* **INFORMATION SHOWN**
== == ==

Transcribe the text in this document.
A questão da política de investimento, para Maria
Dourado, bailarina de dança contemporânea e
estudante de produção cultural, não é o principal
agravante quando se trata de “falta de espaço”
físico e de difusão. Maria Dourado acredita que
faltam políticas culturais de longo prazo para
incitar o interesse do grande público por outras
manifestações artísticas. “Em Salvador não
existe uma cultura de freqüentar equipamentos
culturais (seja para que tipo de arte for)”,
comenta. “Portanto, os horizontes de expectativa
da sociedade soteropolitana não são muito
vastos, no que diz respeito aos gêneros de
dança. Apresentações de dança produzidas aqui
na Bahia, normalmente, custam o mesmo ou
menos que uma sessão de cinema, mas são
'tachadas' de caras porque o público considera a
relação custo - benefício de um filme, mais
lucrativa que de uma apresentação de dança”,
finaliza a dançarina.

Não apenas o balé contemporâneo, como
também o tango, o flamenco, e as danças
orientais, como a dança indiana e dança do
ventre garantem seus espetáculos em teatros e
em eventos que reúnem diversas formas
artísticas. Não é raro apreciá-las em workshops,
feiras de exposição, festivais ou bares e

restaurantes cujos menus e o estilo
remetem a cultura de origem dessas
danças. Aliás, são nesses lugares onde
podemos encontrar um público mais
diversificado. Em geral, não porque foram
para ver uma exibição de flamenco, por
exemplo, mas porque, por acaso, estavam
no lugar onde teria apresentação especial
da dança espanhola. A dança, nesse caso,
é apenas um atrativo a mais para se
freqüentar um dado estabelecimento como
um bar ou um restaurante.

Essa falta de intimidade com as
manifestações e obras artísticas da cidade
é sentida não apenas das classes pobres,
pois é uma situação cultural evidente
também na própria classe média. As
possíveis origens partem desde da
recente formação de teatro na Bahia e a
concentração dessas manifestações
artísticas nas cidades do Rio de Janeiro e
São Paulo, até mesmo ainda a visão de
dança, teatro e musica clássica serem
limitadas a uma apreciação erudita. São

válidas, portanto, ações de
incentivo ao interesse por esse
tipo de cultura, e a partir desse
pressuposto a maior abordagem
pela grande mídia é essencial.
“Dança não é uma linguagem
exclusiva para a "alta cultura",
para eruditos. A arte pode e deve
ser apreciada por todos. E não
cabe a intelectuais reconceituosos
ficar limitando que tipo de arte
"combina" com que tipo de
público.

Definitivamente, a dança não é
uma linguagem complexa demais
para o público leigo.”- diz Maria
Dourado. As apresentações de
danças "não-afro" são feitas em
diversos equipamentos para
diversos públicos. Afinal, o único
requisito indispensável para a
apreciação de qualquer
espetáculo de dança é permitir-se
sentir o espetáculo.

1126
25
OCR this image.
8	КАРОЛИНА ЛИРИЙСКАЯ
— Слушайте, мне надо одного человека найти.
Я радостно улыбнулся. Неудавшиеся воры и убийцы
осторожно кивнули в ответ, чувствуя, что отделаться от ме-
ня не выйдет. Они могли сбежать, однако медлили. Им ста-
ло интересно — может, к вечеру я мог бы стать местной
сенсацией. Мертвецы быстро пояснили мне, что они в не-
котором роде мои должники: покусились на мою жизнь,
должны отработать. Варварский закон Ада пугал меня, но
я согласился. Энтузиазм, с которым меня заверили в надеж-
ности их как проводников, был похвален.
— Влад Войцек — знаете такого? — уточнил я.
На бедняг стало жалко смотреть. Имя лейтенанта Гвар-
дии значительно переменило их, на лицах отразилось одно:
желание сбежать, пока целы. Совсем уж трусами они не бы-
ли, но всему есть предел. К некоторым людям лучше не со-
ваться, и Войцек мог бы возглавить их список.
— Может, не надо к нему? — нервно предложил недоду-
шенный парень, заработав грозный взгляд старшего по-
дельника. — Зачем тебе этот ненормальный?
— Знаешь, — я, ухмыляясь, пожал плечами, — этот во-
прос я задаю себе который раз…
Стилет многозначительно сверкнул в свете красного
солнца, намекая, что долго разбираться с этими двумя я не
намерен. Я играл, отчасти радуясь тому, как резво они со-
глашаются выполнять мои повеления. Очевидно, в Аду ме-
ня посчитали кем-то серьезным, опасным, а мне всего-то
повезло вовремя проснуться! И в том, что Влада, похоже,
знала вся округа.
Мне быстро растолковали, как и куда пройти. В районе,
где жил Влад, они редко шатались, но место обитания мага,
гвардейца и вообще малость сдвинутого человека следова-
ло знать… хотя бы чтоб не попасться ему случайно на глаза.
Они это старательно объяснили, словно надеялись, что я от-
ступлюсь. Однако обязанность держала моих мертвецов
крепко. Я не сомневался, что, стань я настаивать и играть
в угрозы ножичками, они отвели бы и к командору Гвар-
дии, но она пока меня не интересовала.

== == ==

* **TASK TO COMPLETE**
Pull every line containing "Dourado" out of the data above.

* **EXPECTED ANSWER**
Dourado, bailarina de dança contemporânea e
físico e de difusão. Maria Dourado acredita que
Dourado. As apresentações de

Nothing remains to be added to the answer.